Filter out everything except lines holding "structured".

-- begin Material supplied --

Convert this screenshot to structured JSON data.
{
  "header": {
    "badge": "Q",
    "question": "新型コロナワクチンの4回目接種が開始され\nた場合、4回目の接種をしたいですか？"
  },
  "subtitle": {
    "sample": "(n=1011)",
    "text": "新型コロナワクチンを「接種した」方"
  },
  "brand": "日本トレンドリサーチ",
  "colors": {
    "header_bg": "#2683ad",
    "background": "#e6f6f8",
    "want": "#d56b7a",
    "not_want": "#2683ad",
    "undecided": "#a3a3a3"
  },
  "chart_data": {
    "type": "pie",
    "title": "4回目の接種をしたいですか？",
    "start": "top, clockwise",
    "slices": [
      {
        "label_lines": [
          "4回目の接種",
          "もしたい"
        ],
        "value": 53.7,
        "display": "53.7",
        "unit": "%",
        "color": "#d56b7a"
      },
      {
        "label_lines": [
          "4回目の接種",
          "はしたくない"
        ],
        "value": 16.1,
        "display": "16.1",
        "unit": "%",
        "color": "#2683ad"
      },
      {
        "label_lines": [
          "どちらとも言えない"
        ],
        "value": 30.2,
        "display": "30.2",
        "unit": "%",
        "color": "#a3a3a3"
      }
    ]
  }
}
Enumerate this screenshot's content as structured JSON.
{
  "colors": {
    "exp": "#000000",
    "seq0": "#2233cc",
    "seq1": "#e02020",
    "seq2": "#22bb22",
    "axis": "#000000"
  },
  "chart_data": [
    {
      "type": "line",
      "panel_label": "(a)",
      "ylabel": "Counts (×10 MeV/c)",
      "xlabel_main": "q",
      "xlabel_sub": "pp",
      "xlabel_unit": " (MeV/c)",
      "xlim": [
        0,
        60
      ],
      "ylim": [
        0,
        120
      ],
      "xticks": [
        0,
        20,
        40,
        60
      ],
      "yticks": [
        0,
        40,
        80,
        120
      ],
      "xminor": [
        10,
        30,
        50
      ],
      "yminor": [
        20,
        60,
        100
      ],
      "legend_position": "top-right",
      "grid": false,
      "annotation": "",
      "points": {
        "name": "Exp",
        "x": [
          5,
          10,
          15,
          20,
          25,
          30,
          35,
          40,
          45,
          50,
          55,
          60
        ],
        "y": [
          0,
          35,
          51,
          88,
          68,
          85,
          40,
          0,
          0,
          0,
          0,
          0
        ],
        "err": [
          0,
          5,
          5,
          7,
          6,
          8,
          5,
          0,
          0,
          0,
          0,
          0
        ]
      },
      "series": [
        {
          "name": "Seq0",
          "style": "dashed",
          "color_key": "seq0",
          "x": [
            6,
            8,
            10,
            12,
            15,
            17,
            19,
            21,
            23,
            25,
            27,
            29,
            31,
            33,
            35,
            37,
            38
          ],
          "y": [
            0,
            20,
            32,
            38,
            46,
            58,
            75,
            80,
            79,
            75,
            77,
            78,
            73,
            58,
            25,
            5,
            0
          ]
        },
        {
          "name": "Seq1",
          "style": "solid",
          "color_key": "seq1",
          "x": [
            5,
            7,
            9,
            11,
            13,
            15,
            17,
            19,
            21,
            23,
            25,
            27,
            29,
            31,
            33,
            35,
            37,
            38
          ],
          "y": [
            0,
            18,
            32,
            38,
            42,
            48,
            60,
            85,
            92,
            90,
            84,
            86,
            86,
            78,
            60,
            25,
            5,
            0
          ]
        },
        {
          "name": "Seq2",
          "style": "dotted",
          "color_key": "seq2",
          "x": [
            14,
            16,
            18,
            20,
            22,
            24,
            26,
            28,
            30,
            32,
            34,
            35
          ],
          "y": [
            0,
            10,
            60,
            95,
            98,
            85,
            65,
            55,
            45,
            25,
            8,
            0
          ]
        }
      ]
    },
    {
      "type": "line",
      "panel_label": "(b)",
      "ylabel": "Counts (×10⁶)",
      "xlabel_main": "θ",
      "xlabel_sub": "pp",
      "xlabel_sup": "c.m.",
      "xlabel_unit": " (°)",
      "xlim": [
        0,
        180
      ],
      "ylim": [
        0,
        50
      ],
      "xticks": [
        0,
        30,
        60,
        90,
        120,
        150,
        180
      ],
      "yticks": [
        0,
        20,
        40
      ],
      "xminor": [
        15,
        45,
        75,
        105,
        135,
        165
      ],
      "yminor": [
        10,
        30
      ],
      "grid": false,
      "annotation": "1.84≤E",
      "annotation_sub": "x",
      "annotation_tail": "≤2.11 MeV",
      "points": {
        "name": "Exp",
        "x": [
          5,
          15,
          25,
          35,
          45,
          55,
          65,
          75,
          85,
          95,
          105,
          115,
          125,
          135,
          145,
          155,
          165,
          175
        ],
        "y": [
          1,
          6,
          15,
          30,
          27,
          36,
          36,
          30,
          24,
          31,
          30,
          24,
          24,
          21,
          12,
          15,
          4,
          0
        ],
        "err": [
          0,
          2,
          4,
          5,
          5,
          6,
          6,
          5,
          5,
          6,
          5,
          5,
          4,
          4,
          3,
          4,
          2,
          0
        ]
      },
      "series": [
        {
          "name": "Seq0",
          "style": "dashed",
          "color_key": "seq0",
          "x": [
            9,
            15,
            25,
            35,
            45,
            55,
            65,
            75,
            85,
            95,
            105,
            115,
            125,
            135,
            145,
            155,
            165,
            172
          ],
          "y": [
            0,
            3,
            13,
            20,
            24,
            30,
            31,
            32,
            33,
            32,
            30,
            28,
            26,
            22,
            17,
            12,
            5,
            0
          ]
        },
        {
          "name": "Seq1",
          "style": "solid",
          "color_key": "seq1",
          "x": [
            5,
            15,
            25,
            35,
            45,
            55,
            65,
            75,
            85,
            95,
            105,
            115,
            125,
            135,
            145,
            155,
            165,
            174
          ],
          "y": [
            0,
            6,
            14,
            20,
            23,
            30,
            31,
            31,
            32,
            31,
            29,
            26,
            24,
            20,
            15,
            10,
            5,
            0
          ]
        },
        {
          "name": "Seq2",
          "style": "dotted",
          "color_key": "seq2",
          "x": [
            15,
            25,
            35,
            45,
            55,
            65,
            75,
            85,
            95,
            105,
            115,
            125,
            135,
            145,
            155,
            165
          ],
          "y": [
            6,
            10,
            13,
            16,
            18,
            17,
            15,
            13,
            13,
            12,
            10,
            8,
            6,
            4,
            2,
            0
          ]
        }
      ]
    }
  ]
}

-- end Material supplied --

* _Output_
Convert this screenshot to structured JSON data.
Enumerate this screenshot's content as structured JSON.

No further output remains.